Written problem
Every record below should be printed exactly as given.

Provided material
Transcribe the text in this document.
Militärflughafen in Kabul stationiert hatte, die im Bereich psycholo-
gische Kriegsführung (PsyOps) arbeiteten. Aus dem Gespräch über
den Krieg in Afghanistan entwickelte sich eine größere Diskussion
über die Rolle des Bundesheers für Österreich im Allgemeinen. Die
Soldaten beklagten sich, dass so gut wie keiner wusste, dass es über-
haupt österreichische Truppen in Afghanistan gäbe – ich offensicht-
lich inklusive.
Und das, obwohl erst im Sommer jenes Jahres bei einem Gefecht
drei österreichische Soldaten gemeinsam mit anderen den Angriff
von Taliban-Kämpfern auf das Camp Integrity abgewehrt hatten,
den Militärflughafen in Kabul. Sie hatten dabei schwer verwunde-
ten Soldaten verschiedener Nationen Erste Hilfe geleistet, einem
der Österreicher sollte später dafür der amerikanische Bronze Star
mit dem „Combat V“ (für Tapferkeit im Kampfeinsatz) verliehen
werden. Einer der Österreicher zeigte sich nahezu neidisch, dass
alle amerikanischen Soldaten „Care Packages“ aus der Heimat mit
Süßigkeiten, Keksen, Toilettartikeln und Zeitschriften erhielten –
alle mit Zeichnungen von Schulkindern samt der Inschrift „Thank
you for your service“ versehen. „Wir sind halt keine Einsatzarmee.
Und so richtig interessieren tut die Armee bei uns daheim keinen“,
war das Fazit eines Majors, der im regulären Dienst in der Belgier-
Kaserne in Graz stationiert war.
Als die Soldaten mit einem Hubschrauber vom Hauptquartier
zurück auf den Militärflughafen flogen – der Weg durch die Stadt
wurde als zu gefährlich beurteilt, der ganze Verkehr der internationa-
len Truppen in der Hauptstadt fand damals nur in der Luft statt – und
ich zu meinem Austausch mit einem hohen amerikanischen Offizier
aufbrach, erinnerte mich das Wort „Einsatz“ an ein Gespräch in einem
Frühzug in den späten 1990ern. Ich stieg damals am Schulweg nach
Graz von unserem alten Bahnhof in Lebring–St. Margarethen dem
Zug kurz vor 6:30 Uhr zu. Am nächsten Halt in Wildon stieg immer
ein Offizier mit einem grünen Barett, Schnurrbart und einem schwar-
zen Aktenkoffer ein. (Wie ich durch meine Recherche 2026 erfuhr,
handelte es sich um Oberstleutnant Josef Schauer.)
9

Full solution
Transcribe the text in this document.
Militärflughafen in Kabul stationiert hatte, die im Bereich psycholo-
gische Kriegsführung (PsyOps) arbeiteten. Aus dem Gespräch über
den Krieg in Afghanistan entwickelte sich eine größere Diskussion
über die Rolle des Bundesheers für Österreich im Allgemeinen. Die
Soldaten beklagten sich, dass so gut wie keiner wusste, dass es über-
haupt österreichische Truppen in Afghanistan gäbe – ich offensicht-
lich inklusive.
Und das, obwohl erst im Sommer jenes Jahres bei einem Gefecht
drei österreichische Soldaten gemeinsam mit anderen den Angriff
von Taliban-Kämpfern auf das Camp Integrity abgewehrt hatten,
den Militärflughafen in Kabul. Sie hatten dabei schwer verwunde-
ten Soldaten verschiedener Nationen Erste Hilfe geleistet, einem
der Österreicher sollte später dafür der amerikanische Bronze Star
mit dem „Combat V“ (für Tapferkeit im Kampfeinsatz) verliehen
werden. Einer der Österreicher zeigte sich nahezu neidisch, dass
alle amerikanischen Soldaten „Care Packages“ aus der Heimat mit
Süßigkeiten, Keksen, Toilettartikeln und Zeitschriften erhielten –
alle mit Zeichnungen von Schulkindern samt der Inschrift „Thank
you for your service“ versehen. „Wir sind halt keine Einsatzarmee.
Und so richtig interessieren tut die Armee bei uns daheim keinen“,
war das Fazit eines Majors, der im regulären Dienst in der Belgier-
Kaserne in Graz stationiert war.
Als die Soldaten mit einem Hubschrauber vom Hauptquartier
zurück auf den Militärflughafen flogen – der Weg durch die Stadt
wurde als zu gefährlich beurteilt, der ganze Verkehr der internationa-
len Truppen in der Hauptstadt fand damals nur in der Luft statt – und
ich zu meinem Austausch mit einem hohen amerikanischen Offizier
aufbrach, erinnerte mich das Wort „Einsatz“ an ein Gespräch in einem
Frühzug in den späten 1990ern. Ich stieg damals am Schulweg nach
Graz von unserem alten Bahnhof in Lebring–St. Margarethen dem
Zug kurz vor 6:30 Uhr zu. Am nächsten Halt in Wildon stieg immer
ein Offizier mit einem grünen Barett, Schnurrbart und einem schwar-
zen Aktenkoffer ein. (Wie ich durch meine Recherche 2026 erfuhr,
handelte es sich um Oberstleutnant Josef Schauer.)
9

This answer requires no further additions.